Retype the records below exactly as they appear, but leave out any pictures.

-- Start Dataset rows --

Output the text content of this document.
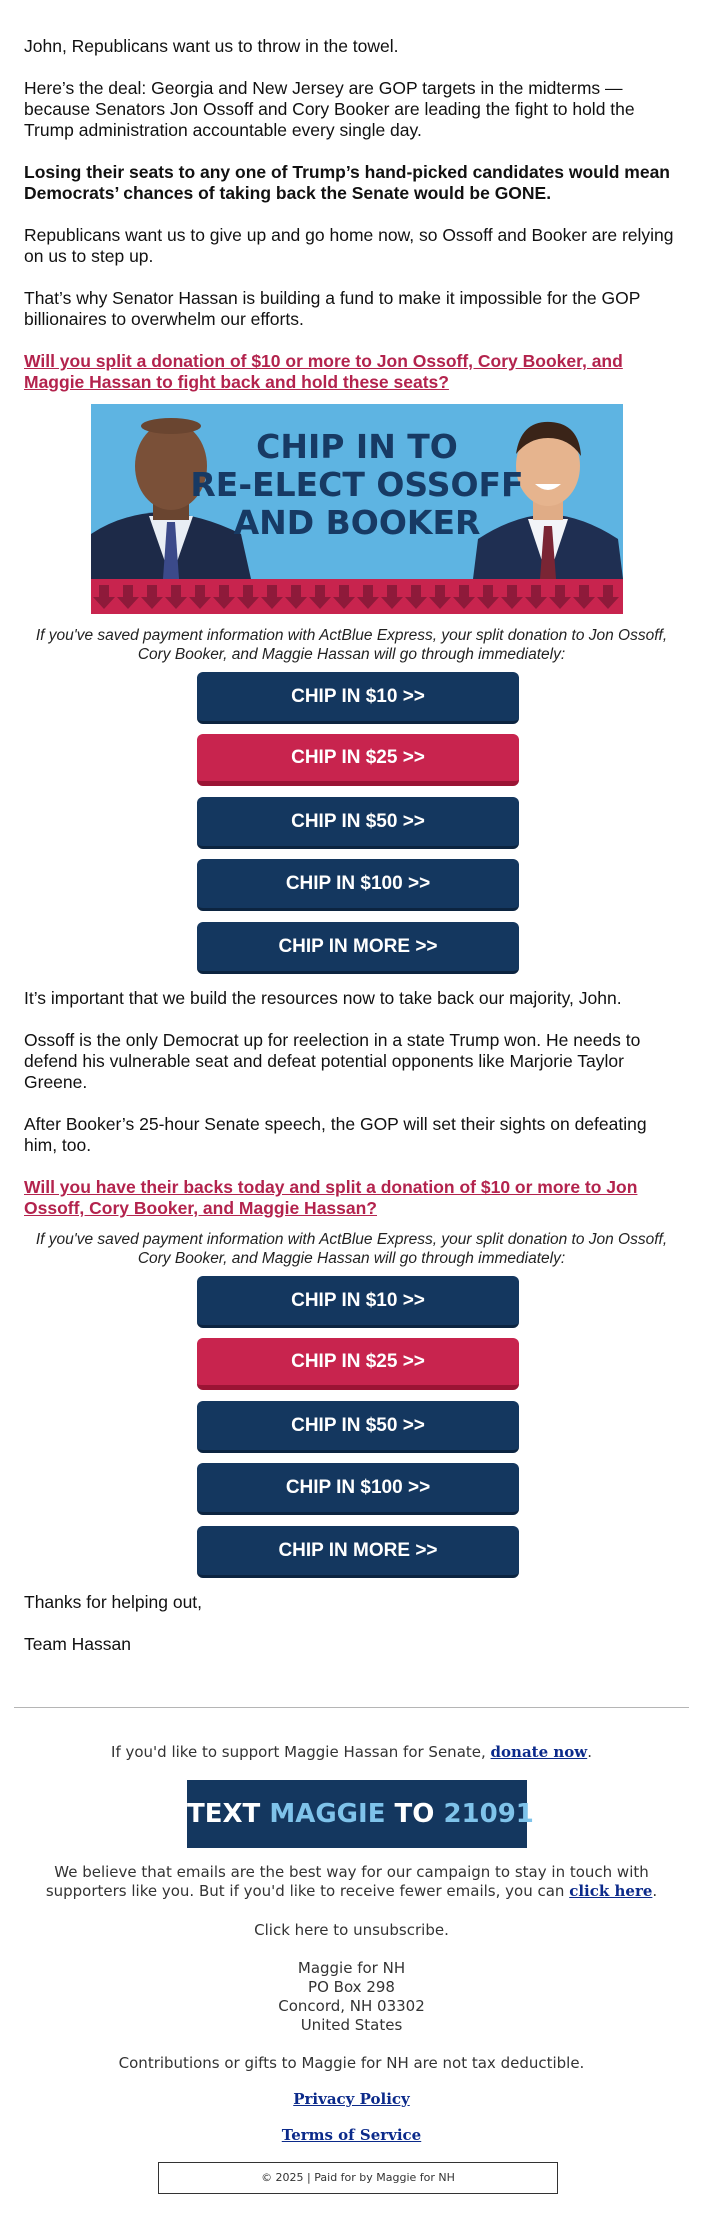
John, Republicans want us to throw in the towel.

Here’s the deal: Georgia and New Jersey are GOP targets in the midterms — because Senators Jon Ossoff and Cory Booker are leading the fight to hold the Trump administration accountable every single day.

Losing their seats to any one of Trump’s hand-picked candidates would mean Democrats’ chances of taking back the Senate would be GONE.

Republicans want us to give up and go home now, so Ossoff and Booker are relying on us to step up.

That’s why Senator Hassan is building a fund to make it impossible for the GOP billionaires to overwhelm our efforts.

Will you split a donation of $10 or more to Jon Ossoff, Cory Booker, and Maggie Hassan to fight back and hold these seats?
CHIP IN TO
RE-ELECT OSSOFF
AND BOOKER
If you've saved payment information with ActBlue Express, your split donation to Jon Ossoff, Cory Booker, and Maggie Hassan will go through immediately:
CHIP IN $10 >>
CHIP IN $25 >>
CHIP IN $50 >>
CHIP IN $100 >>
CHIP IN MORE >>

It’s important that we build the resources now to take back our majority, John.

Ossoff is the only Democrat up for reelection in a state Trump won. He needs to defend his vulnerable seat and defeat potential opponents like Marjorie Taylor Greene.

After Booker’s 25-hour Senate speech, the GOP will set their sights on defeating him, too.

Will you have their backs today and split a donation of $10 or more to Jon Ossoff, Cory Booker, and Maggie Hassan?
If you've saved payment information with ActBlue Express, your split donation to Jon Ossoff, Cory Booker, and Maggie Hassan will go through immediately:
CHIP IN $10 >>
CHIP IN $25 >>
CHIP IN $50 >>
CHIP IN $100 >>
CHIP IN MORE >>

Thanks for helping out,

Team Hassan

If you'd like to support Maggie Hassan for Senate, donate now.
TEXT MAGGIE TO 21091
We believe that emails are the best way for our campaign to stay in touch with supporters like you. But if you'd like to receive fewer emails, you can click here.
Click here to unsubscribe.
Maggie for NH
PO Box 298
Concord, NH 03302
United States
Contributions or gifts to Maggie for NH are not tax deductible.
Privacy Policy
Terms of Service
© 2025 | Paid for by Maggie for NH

-- End Dataset rows --

Exercise result:
Output the text content of this document.
John, Republicans want us to throw in the towel.

Here’s the deal: Georgia and New Jersey are GOP targets in the midterms — because Senators Jon Ossoff and Cory Booker are leading the fight to hold the Trump administration accountable every single day.

Losing their seats to any one of Trump’s hand-picked candidates would mean Democrats’ chances of taking back the Senate would be GONE.

Republicans want us to give up and go home now, so Ossoff and Booker are relying on us to step up.

That’s why Senator Hassan is building a fund to make it impossible for the GOP billionaires to overwhelm our efforts.

Will you split a donation of $10 or more to Jon Ossoff, Cory Booker, and Maggie Hassan to fight back and hold these seats?
CHIP IN TO
RE-ELECT OSSOFF
AND BOOKER
If you've saved payment information with ActBlue Express, your split donation to Jon Ossoff, Cory Booker, and Maggie Hassan will go through immediately:
CHIP IN $10 >>
CHIP IN $25 >>
CHIP IN $50 >>
CHIP IN $100 >>
CHIP IN MORE >>

It’s important that we build the resources now to take back our majority, John.

Ossoff is the only Democrat up for reelection in a state Trump won. He needs to defend his vulnerable seat and defeat potential opponents like Marjorie Taylor Greene.

After Booker’s 25-hour Senate speech, the GOP will set their sights on defeating him, too.

Will you have their backs today and split a donation of $10 or more to Jon Ossoff, Cory Booker, and Maggie Hassan?
If you've saved payment information with ActBlue Express, your split donation to Jon Ossoff, Cory Booker, and Maggie Hassan will go through immediately:
CHIP IN $10 >>
CHIP IN $25 >>
CHIP IN $50 >>
CHIP IN $100 >>
CHIP IN MORE >>

Thanks for helping out,

Team Hassan

If you'd like to support Maggie Hassan for Senate, donate now.
TEXT MAGGIE TO 21091
We believe that emails are the best way for our campaign to stay in touch with supporters like you. But if you'd like to receive fewer emails, you can click here.
Click here to unsubscribe.
Maggie for NH
PO Box 298
Concord, NH 03302
United States
Contributions or gifts to Maggie for NH are not tax deductible.
Privacy Policy
Terms of Service
© 2025 | Paid for by Maggie for NH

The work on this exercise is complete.